All of the entries need to be written out again, exactly as they are.

═══ RECORDS FOR THE EXERCISE ═══

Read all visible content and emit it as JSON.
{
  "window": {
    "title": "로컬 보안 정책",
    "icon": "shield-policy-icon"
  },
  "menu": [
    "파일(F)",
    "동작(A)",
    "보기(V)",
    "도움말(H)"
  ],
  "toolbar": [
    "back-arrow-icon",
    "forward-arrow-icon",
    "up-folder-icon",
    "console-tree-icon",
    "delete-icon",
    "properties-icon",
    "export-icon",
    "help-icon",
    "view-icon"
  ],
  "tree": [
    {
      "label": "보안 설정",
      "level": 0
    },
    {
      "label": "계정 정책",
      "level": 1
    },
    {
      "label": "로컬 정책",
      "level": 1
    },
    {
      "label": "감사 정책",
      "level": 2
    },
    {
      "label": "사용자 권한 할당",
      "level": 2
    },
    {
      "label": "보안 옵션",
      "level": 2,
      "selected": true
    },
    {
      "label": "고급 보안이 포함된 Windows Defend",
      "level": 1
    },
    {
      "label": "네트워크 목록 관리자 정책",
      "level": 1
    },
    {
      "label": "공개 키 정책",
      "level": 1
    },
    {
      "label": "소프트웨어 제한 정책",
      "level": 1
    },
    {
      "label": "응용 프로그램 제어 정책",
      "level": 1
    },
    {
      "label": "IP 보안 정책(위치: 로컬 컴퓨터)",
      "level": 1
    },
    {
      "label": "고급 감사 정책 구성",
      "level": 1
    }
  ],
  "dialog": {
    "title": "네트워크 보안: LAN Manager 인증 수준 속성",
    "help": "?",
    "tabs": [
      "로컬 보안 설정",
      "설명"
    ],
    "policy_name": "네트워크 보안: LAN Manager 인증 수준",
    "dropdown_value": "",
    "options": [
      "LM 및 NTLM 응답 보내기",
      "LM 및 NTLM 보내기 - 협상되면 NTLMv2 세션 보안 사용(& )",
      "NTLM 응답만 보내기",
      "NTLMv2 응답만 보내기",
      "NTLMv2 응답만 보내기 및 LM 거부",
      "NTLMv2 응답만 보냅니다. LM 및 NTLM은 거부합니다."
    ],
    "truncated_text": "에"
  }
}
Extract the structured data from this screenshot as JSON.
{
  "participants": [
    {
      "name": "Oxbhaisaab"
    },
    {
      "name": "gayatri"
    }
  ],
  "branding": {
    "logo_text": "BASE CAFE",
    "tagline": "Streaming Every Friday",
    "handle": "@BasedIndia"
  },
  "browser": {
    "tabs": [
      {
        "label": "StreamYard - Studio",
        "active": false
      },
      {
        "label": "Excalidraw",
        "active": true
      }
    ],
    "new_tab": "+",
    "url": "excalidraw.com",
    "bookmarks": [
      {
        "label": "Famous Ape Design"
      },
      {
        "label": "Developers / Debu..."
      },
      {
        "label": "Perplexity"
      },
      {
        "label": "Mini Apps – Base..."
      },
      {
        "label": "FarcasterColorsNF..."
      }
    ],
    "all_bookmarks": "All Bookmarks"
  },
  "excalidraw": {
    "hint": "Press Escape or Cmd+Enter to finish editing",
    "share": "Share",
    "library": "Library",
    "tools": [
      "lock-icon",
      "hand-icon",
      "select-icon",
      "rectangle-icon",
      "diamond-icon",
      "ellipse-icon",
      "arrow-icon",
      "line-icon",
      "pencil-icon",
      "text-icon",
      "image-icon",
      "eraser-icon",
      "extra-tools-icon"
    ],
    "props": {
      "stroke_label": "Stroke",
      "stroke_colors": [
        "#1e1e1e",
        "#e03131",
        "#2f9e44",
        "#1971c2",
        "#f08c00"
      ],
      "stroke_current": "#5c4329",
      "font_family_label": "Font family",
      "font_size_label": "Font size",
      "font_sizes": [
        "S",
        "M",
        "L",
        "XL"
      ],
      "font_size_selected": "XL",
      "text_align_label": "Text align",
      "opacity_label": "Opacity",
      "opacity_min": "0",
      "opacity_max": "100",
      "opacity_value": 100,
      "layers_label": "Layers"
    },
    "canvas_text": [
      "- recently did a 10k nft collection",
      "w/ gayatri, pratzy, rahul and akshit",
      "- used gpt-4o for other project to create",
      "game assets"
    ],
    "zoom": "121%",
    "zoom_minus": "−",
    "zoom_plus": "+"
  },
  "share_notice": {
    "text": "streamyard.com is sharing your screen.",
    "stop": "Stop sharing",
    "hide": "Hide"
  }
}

═══

### SOLUTION
Read all visible content and emit it as JSON.
{
  "window": {
    "title": "로컬 보안 정책",
    "icon": "shield-policy-icon"
  },
  "menu": [
    "파일(F)",
    "동작(A)",
    "보기(V)",
    "도움말(H)"
  ],
  "toolbar": [
    "back-arrow-icon",
    "forward-arrow-icon",
    "up-folder-icon",
    "console-tree-icon",
    "delete-icon",
    "properties-icon",
    "export-icon",
    "help-icon",
    "view-icon"
  ],
  "tree": [
    {
      "label": "보안 설정",
      "level": 0
    },
    {
      "label": "계정 정책",
      "level": 1
    },
    {
      "label": "로컬 정책",
      "level": 1
    },
    {
      "label": "감사 정책",
      "level": 2
    },
    {
      "label": "사용자 권한 할당",
      "level": 2
    },
    {
      "label": "보안 옵션",
      "level": 2,
      "selected": true
    },
    {
      "label": "고급 보안이 포함된 Windows Defend",
      "level": 1
    },
    {
      "label": "네트워크 목록 관리자 정책",
      "level": 1
    },
    {
      "label": "공개 키 정책",
      "level": 1
    },
    {
      "label": "소프트웨어 제한 정책",
      "level": 1
    },
    {
      "label": "응용 프로그램 제어 정책",
      "level": 1
    },
    {
      "label": "IP 보안 정책(위치: 로컬 컴퓨터)",
      "level": 1
    },
    {
      "label": "고급 감사 정책 구성",
      "level": 1
    }
  ],
  "dialog": {
    "title": "네트워크 보안: LAN Manager 인증 수준 속성",
    "help": "?",
    "tabs": [
      "로컬 보안 설정",
      "설명"
    ],
    "policy_name": "네트워크 보안: LAN Manager 인증 수준",
    "dropdown_value": "",
    "options": [
      "LM 및 NTLM 응답 보내기",
      "LM 및 NTLM 보내기 - 협상되면 NTLMv2 세션 보안 사용(& )",
      "NTLM 응답만 보내기",
      "NTLMv2 응답만 보내기",
      "NTLMv2 응답만 보내기 및 LM 거부",
      "NTLMv2 응답만 보냅니다. LM 및 NTLM은 거부합니다."
    ],
    "truncated_text": "에"
  }
}
Extract the structured data from this screenshot as JSON.
{
  "participants": [
    {
      "name": "Oxbhaisaab"
    },
    {
      "name": "gayatri"
    }
  ],
  "branding": {
    "logo_text": "BASE CAFE",
    "tagline": "Streaming Every Friday",
    "handle": "@BasedIndia"
  },
  "browser": {
    "tabs": [
      {
        "label": "StreamYard - Studio",
        "active": false
      },
      {
        "label": "Excalidraw",
        "active": true
      }
    ],
    "new_tab": "+",
    "url": "excalidraw.com",
    "bookmarks": [
      {
        "label": "Famous Ape Design"
      },
      {
        "label": "Developers / Debu..."
      },
      {
        "label": "Perplexity"
      },
      {
        "label": "Mini Apps – Base..."
      },
      {
        "label": "FarcasterColorsNF..."
      }
    ],
    "all_bookmarks": "All Bookmarks"
  },
  "excalidraw": {
    "hint": "Press Escape or Cmd+Enter to finish editing",
    "share": "Share",
    "library": "Library",
    "tools": [
      "lock-icon",
      "hand-icon",
      "select-icon",
      "rectangle-icon",
      "diamond-icon",
      "ellipse-icon",
      "arrow-icon",
      "line-icon",
      "pencil-icon",
      "text-icon",
      "image-icon",
      "eraser-icon",
      "extra-tools-icon"
    ],
    "props": {
      "stroke_label": "Stroke",
      "stroke_colors": [
        "#1e1e1e",
        "#e03131",
        "#2f9e44",
        "#1971c2",
        "#f08c00"
      ],
      "stroke_current": "#5c4329",
      "font_family_label": "Font family",
      "font_size_label": "Font size",
      "font_sizes": [
        "S",
        "M",
        "L",
        "XL"
      ],
      "font_size_selected": "XL",
      "text_align_label": "Text align",
      "opacity_label": "Opacity",
      "opacity_min": "0",
      "opacity_max": "100",
      "opacity_value": 100,
      "layers_label": "Layers"
    },
    "canvas_text": [
      "- recently did a 10k nft collection",
      "w/ gayatri, pratzy, rahul and akshit",
      "- used gpt-4o for other project to create",
      "game assets"
    ],
    "zoom": "121%",
    "zoom_minus": "−",
    "zoom_plus": "+"
  },
  "share_notice": {
    "text": "streamyard.com is sharing your screen.",
    "stop": "Stop sharing",
    "hide": "Hide"
  }
}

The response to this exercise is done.